Report, as a bare number, how many lines contain the string "JSON".
--- Extracted data ---
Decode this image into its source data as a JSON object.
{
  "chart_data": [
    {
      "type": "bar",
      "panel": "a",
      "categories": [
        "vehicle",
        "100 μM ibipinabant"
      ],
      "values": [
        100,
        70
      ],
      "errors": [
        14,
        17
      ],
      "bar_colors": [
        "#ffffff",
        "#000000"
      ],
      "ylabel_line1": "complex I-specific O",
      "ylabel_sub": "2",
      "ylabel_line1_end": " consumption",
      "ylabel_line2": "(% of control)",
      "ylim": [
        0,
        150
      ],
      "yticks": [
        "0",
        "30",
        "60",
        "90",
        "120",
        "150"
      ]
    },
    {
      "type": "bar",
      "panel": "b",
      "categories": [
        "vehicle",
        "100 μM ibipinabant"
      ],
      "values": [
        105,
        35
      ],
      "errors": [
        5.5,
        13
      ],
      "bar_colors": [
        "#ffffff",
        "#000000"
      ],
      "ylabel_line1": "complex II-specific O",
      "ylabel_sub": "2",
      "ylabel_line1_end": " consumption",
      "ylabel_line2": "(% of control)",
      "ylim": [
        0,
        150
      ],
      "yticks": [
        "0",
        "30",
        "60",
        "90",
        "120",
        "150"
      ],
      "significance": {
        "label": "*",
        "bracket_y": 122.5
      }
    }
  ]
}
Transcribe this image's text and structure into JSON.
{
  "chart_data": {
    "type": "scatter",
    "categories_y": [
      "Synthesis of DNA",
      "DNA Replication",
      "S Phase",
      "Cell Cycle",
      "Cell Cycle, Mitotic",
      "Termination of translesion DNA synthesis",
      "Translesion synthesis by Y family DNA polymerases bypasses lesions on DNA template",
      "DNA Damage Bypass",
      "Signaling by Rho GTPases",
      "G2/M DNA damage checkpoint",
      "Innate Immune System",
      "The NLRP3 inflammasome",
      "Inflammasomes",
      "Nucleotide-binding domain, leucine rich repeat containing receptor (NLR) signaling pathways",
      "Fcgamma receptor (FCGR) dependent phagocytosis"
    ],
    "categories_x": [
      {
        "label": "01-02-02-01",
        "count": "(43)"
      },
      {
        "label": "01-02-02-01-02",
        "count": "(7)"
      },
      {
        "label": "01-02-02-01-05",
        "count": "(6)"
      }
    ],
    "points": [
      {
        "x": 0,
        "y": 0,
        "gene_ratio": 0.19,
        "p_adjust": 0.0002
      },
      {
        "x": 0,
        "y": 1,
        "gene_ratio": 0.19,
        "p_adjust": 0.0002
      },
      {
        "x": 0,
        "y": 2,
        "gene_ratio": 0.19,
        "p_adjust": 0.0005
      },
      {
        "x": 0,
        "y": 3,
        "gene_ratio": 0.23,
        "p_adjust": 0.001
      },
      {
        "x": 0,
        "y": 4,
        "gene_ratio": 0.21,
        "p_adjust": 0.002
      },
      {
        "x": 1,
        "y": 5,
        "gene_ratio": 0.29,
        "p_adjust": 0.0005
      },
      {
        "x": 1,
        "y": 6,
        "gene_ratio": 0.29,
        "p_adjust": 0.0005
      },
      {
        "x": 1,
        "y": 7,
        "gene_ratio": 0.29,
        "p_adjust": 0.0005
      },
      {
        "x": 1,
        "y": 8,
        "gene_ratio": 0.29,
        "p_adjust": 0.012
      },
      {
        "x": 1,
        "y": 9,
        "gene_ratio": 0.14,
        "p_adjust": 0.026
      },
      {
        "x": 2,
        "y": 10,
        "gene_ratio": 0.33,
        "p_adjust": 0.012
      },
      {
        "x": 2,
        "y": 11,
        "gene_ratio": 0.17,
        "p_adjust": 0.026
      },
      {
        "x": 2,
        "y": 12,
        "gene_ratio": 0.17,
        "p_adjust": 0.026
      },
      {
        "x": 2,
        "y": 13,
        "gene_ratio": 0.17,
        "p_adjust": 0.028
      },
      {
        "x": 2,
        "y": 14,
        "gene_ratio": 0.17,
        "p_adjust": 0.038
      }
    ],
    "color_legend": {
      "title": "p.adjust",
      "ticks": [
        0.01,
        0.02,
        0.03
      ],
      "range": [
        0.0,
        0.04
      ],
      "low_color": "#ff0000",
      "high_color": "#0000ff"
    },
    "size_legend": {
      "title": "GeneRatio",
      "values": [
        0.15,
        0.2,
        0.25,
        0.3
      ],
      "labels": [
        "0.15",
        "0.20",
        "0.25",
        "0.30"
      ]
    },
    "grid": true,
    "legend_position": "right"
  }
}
---
Answer to this task => 2